Que des supporters d’un sport ou d’un jeu soient violents n’est aucunement nouveau. A Constantinople, dès l’an 532, l’armée a sauvé de justesse le règne de Justinien, menacé par des supporters violents.

Depuis quelques décennies, c’est une bien triste réalité et les cinéastes le soulignent, que ce soit dans les stades de Shaolin Soccer ou de La Vie est un miracle : le sport du ballon rond entraîne, on ne sait pour quelle raison, une forme aiguë et irrationnelle de violence chez certains membres du public dans et en dehors des stades, et ce partout dans le monde.

La forme de violence a évolué depuis le hooliganisme des années 60, s’orientant résolument vers une forme de guérilla urbaine plus organisée que la traditionnelle émeute des années ’80. Le stade et ses alentours devenant un espace totalement contrôlé par la police, les affrontements se font en ville, près des gares, voire dans des endroits isolés lors de rendez-vous fixés à l’avance. Les tribunes servent à rassembler les « troupes », à se compter et à partager, tout comme leurs aînés des années ’60, le sentiment de former un groupe de « résistants » à une inéluctable évolution vers une société mondialisée et multiculturelle (sic Denis Grégoire, journaliste, « Football et violence, les noces barbares » 2002).

Données extraites
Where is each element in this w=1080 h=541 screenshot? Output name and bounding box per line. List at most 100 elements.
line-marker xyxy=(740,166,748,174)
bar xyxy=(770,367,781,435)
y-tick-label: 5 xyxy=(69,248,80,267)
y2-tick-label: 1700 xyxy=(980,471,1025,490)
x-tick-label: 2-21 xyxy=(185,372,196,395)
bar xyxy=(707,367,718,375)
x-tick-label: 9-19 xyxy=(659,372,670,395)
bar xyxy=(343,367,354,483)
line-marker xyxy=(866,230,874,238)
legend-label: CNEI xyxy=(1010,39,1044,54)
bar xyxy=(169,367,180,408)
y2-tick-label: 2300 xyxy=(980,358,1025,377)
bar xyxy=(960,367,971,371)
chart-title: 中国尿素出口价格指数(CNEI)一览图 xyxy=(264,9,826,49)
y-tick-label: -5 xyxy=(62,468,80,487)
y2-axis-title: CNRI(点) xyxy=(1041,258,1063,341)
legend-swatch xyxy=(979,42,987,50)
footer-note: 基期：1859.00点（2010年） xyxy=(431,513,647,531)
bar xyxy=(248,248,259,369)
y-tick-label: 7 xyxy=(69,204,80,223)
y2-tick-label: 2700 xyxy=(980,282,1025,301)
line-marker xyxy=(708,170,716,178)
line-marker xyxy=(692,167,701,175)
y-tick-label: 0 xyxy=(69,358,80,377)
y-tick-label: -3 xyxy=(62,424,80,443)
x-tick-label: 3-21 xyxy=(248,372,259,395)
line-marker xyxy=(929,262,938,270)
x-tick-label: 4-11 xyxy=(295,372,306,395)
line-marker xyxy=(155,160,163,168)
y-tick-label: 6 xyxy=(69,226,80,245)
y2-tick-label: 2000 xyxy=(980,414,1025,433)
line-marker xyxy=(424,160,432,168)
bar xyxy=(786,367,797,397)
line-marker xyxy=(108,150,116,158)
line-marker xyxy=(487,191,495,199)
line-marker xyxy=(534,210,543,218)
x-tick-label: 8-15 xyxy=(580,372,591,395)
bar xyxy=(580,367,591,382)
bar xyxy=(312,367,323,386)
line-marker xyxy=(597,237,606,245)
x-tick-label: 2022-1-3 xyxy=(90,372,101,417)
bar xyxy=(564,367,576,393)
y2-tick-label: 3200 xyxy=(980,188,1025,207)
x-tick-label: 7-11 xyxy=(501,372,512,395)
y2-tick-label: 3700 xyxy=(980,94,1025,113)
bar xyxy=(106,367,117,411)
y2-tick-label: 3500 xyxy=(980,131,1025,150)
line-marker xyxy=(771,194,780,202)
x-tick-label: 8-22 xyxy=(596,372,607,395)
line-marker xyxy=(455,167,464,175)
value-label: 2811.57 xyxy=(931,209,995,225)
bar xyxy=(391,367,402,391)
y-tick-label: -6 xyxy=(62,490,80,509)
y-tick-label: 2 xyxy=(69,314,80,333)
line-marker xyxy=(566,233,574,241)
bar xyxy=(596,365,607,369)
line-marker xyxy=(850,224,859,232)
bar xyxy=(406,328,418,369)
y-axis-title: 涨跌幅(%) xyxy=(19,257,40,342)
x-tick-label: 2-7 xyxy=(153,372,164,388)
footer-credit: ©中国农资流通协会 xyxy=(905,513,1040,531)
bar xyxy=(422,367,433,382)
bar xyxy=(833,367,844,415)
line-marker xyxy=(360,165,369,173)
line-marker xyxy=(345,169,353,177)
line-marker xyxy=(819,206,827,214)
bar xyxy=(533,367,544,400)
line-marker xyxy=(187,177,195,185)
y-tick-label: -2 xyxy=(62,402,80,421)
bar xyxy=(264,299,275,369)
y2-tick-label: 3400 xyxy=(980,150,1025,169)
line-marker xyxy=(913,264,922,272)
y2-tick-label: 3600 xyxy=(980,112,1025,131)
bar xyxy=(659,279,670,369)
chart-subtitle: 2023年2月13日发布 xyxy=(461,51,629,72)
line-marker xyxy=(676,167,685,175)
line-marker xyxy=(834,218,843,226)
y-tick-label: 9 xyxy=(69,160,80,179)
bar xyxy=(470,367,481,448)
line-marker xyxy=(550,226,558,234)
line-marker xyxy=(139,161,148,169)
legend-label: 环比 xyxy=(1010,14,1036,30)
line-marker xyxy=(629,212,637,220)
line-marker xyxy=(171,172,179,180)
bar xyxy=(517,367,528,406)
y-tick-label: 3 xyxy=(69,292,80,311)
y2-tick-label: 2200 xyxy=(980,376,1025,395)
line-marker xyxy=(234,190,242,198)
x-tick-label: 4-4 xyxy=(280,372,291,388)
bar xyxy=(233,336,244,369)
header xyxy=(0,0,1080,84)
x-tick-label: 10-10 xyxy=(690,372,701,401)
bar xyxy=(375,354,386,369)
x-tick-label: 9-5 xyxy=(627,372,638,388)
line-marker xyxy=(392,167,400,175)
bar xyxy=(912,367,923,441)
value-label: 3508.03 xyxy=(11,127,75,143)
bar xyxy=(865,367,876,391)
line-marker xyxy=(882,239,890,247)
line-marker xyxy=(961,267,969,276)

Liste des consignes
1 > Reproduisez mot pour mot tout ce qui va de « Que des supporters » jusqu'à « dans le monde. » dans le texte sur la violence des supporters.
2 > Selon le texte sur la violence des supporters, dans quels lieux les affrontements se déroulent-ils désormais ? Citez-les tous.
Les items n'interviennent en rien dans ce qui est demandé ici.

Réponses
1 >
Que des supporters d’un sport ou d’un jeu soient violents n’est aucunement nouveau. A Constantinople, dès l’an 532, l’armée a sauvé de justesse le règne de Justinien, menacé par des supporters violents.

Depuis quelques décennies, c’est une bien triste réalité et les cinéastes le soulignent, que ce soit dans les stades de Shaolin Soccer ou de La Vie est un miracle : le sport du ballon rond entraîne, on ne sait pour quelle raison, une forme aiguë et irrationnelle de violence chez certains membres du public dans et en dehors des stades, et ce partout dans le monde.

2 >
- en ville
- près des gares
- dans des endroits isolés, lors de rendez-vous fixés à l'avance